** start of ENTRIES PROVIDED **

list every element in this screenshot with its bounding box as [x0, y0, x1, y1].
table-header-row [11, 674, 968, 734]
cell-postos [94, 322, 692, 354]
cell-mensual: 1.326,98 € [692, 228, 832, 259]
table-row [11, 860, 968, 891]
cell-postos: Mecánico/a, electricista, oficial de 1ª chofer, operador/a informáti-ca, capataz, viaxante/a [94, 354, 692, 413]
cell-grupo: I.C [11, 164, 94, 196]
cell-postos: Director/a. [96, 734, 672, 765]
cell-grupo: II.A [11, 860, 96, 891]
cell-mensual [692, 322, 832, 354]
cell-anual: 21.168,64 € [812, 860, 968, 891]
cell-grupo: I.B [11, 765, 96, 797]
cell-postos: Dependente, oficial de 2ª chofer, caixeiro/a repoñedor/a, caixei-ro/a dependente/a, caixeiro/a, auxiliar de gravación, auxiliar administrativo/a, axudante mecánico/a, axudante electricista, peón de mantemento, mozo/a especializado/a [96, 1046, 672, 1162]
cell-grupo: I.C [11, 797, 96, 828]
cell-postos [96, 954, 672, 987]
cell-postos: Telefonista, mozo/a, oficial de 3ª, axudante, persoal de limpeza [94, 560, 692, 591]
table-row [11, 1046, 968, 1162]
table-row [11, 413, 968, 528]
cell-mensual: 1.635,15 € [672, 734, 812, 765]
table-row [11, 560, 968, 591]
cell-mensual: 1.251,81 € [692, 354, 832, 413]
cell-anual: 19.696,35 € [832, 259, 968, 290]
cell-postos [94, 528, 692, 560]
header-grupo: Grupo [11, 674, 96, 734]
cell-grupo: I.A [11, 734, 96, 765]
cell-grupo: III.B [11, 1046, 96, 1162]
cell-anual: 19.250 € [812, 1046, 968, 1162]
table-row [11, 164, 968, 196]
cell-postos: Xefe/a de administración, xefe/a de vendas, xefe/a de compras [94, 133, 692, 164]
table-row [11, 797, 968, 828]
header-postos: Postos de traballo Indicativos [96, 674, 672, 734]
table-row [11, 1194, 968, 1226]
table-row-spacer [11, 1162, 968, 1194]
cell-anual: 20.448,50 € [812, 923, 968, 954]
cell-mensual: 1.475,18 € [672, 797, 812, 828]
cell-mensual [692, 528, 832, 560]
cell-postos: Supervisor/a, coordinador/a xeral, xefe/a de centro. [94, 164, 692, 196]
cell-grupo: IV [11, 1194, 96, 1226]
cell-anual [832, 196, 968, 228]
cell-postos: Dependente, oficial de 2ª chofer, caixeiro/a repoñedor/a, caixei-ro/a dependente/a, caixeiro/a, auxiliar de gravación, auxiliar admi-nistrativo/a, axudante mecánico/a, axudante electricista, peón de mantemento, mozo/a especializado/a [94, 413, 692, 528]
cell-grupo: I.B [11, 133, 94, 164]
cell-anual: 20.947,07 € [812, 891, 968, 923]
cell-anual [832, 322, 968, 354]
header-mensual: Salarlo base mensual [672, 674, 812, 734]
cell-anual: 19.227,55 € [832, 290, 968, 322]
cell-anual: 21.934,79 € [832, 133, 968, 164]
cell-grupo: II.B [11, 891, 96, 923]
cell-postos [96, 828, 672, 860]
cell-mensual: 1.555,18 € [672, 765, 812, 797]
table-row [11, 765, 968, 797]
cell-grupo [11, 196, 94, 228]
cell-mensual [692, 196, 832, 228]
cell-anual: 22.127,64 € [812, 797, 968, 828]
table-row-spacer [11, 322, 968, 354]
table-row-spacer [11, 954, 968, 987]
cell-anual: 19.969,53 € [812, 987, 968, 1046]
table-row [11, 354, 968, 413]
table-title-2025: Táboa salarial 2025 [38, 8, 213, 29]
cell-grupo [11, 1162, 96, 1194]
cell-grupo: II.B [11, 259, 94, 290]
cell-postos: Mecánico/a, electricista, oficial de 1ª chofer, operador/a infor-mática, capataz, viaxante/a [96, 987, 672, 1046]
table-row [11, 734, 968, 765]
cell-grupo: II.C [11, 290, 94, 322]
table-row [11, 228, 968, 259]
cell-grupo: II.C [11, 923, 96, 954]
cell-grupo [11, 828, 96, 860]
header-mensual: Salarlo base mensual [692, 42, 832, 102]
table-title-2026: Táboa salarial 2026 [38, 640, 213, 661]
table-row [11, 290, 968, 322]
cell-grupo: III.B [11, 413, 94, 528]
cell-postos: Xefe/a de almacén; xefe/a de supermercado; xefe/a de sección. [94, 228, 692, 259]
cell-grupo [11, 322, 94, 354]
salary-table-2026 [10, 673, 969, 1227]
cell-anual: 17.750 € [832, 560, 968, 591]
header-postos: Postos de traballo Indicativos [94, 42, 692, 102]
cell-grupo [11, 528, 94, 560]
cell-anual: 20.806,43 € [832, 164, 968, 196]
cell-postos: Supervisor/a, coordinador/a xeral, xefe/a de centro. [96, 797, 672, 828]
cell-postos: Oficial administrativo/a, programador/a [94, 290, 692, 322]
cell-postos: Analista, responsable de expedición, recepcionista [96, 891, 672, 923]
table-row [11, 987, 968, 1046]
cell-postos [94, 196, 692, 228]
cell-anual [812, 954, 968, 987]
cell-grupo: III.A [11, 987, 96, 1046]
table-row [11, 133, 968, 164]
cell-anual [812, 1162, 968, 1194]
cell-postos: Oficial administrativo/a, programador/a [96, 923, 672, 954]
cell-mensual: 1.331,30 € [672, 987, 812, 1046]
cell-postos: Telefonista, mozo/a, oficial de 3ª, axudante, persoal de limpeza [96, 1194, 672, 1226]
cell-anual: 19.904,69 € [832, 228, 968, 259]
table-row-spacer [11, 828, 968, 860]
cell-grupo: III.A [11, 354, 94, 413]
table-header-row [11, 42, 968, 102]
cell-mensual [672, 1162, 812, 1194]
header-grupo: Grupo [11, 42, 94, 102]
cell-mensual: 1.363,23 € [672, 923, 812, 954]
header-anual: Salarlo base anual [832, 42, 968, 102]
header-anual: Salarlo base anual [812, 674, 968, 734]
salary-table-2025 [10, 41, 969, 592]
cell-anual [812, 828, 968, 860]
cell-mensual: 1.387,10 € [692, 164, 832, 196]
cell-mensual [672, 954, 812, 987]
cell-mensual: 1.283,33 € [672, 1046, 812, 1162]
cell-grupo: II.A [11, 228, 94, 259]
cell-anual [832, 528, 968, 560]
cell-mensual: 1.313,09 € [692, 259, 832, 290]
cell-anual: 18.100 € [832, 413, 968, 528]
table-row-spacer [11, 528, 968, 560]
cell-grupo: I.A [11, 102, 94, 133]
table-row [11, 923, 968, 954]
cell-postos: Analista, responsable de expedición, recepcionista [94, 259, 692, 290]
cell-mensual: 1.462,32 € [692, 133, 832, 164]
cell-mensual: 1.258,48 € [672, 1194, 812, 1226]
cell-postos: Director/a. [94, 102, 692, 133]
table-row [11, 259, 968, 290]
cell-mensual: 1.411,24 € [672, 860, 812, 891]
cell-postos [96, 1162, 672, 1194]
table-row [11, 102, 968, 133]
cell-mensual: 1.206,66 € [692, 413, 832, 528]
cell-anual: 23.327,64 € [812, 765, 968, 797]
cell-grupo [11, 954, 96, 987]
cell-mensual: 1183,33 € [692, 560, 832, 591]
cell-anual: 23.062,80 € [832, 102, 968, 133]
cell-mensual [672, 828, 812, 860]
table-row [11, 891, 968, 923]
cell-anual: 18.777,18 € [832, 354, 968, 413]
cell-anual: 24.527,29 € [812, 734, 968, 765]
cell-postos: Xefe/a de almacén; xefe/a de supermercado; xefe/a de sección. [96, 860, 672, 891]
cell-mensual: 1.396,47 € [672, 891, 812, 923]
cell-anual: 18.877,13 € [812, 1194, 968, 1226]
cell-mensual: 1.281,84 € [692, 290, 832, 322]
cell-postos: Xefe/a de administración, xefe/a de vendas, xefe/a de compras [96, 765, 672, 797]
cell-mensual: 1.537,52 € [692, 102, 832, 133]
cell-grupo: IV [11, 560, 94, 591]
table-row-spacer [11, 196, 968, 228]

** end of ENTRIES PROVIDED **

Copy the lines from the start through the one containing "table-row [11, 1046, 968, 1162]", changing "cell-grupo" to "cell-group" and leaving everything else unchanged.

list every element in this screenshot with its bounding box as [x0, y0, x1, y1].
table-header-row [11, 674, 968, 734]
cell-postos [94, 322, 692, 354]
cell-mensual: 1.326,98 € [692, 228, 832, 259]
table-row [11, 860, 968, 891]
cell-postos: Mecánico/a, electricista, oficial de 1ª chofer, operador/a informáti-ca, capataz, viaxante/a [94, 354, 692, 413]
cell-group: I.C [11, 164, 94, 196]
cell-postos: Director/a. [96, 734, 672, 765]
cell-group: II.A [11, 860, 96, 891]
cell-mensual [692, 322, 832, 354]
cell-anual: 21.168,64 € [812, 860, 968, 891]
cell-group: I.B [11, 765, 96, 797]
cell-postos: Dependente, oficial de 2ª chofer, caixeiro/a repoñedor/a, caixei-ro/a dependente/a, caixeiro/a, auxiliar de gravación, auxiliar administrativo/a, axudante mecánico/a, axudante electricista, peón de mantemento, mozo/a especializado/a [96, 1046, 672, 1162]
cell-group: I.C [11, 797, 96, 828]
cell-postos [96, 954, 672, 987]
cell-postos: Telefonista, mozo/a, oficial de 3ª, axudante, persoal de limpeza [94, 560, 692, 591]
table-row [11, 1046, 968, 1162]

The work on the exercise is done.